**Given problem:** Will you write out the data exactly, excluding every picture?

**Raw records:**
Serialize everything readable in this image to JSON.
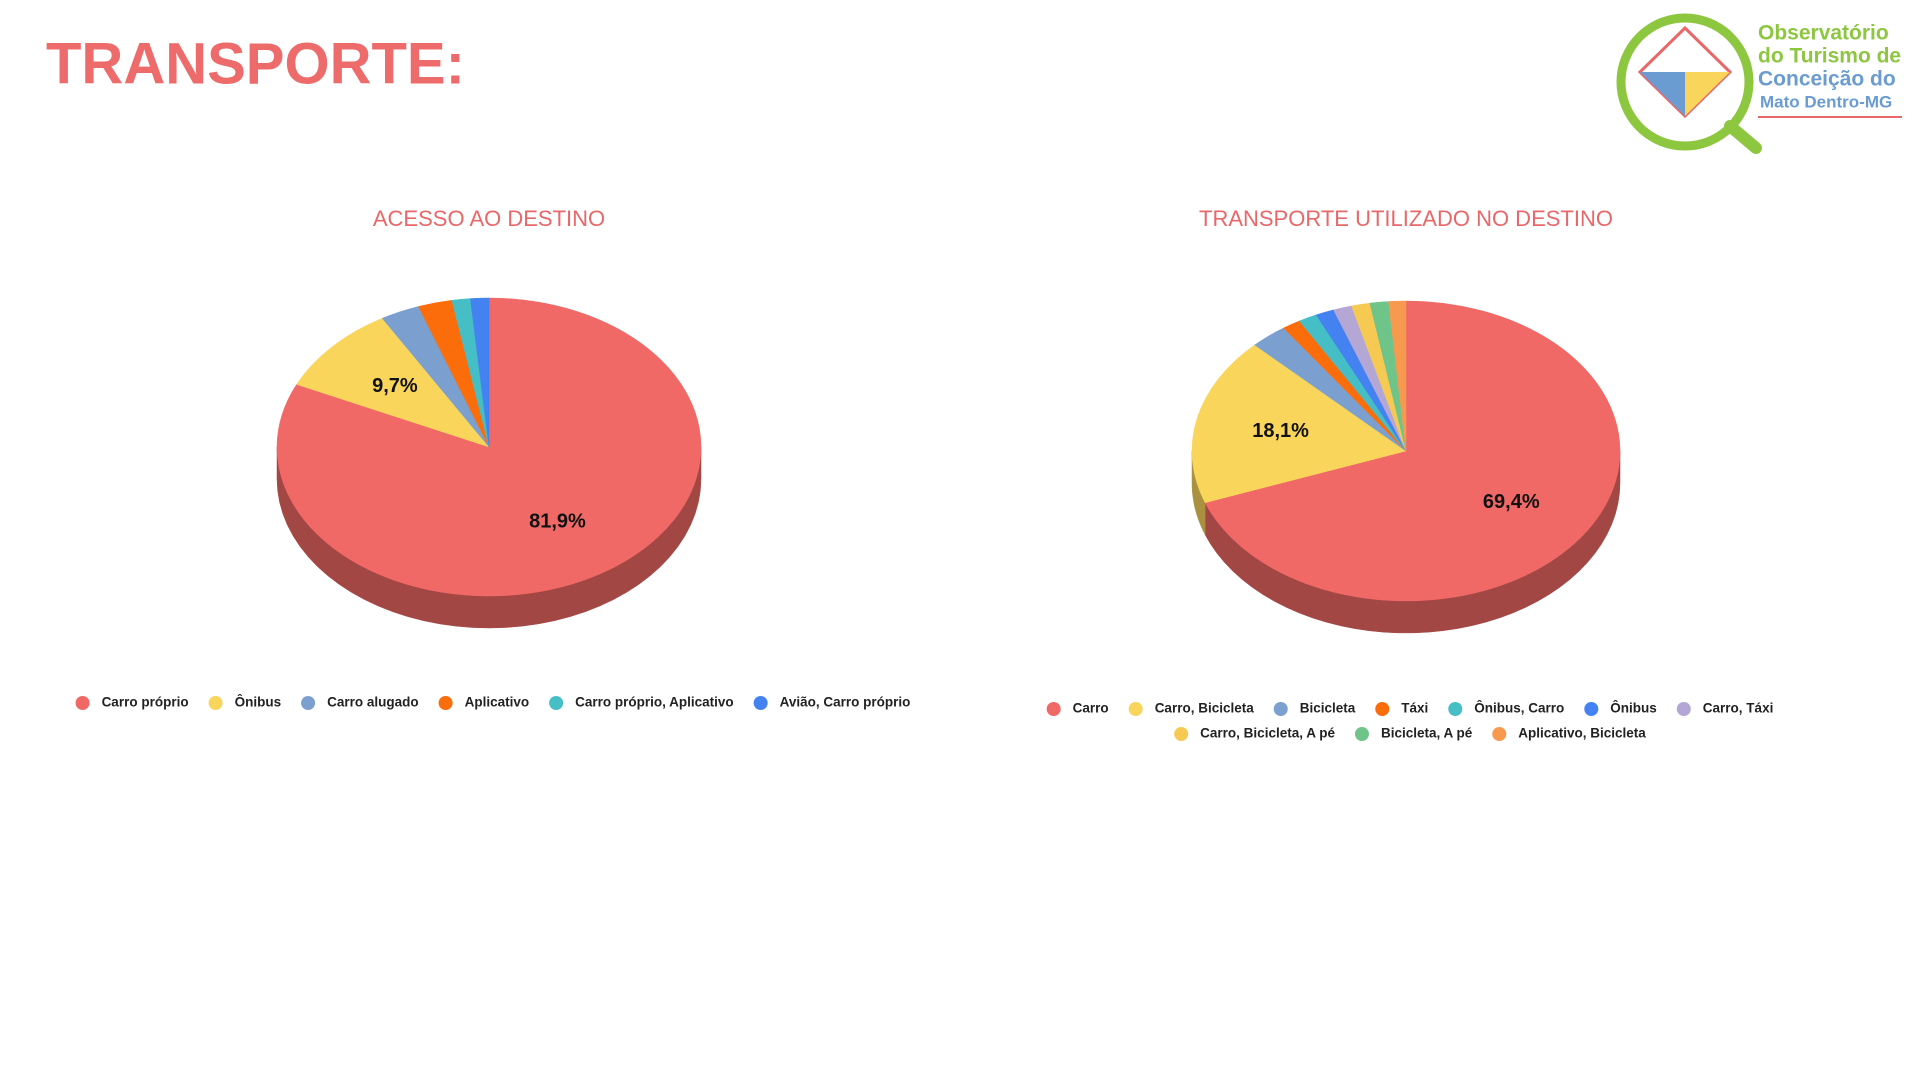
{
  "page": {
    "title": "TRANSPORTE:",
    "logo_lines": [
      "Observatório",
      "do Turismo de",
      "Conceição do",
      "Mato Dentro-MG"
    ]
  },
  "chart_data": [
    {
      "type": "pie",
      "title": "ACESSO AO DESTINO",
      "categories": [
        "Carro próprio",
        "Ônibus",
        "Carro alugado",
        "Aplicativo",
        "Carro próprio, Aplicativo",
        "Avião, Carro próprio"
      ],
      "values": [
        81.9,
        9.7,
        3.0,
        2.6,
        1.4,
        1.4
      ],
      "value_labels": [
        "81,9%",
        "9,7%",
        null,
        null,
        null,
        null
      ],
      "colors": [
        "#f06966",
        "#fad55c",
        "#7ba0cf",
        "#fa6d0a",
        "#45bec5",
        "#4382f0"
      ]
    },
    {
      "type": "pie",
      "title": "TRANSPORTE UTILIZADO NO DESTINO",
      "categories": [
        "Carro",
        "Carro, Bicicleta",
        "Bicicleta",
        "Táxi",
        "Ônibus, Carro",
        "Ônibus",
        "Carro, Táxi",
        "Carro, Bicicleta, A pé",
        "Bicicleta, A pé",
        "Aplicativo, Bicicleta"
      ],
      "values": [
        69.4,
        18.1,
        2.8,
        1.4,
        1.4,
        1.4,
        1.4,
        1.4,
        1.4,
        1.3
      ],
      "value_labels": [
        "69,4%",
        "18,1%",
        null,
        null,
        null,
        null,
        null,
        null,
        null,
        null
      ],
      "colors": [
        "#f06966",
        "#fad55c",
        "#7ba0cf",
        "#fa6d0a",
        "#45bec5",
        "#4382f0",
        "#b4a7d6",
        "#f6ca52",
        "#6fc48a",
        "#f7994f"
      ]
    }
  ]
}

**Answer to the task:**
Serialize everything readable in this image to JSON.
{
  "page": {
    "title": "TRANSPORTE:",
    "logo_lines": [
      "Observatório",
      "do Turismo de",
      "Conceição do",
      "Mato Dentro-MG"
    ]
  },
  "chart_data": [
    {
      "type": "pie",
      "title": "ACESSO AO DESTINO",
      "categories": [
        "Carro próprio",
        "Ônibus",
        "Carro alugado",
        "Aplicativo",
        "Carro próprio, Aplicativo",
        "Avião, Carro próprio"
      ],
      "values": [
        81.9,
        9.7,
        3.0,
        2.6,
        1.4,
        1.4
      ],
      "value_labels": [
        "81,9%",
        "9,7%",
        null,
        null,
        null,
        null
      ],
      "colors": [
        "#f06966",
        "#fad55c",
        "#7ba0cf",
        "#fa6d0a",
        "#45bec5",
        "#4382f0"
      ]
    },
    {
      "type": "pie",
      "title": "TRANSPORTE UTILIZADO NO DESTINO",
      "categories": [
        "Carro",
        "Carro, Bicicleta",
        "Bicicleta",
        "Táxi",
        "Ônibus, Carro",
        "Ônibus",
        "Carro, Táxi",
        "Carro, Bicicleta, A pé",
        "Bicicleta, A pé",
        "Aplicativo, Bicicleta"
      ],
      "values": [
        69.4,
        18.1,
        2.8,
        1.4,
        1.4,
        1.4,
        1.4,
        1.4,
        1.4,
        1.3
      ],
      "value_labels": [
        "69,4%",
        "18,1%",
        null,
        null,
        null,
        null,
        null,
        null,
        null,
        null
      ],
      "colors": [
        "#f06966",
        "#fad55c",
        "#7ba0cf",
        "#fa6d0a",
        "#45bec5",
        "#4382f0",
        "#b4a7d6",
        "#f6ca52",
        "#6fc48a",
        "#f7994f"
      ]
    }
  ]
}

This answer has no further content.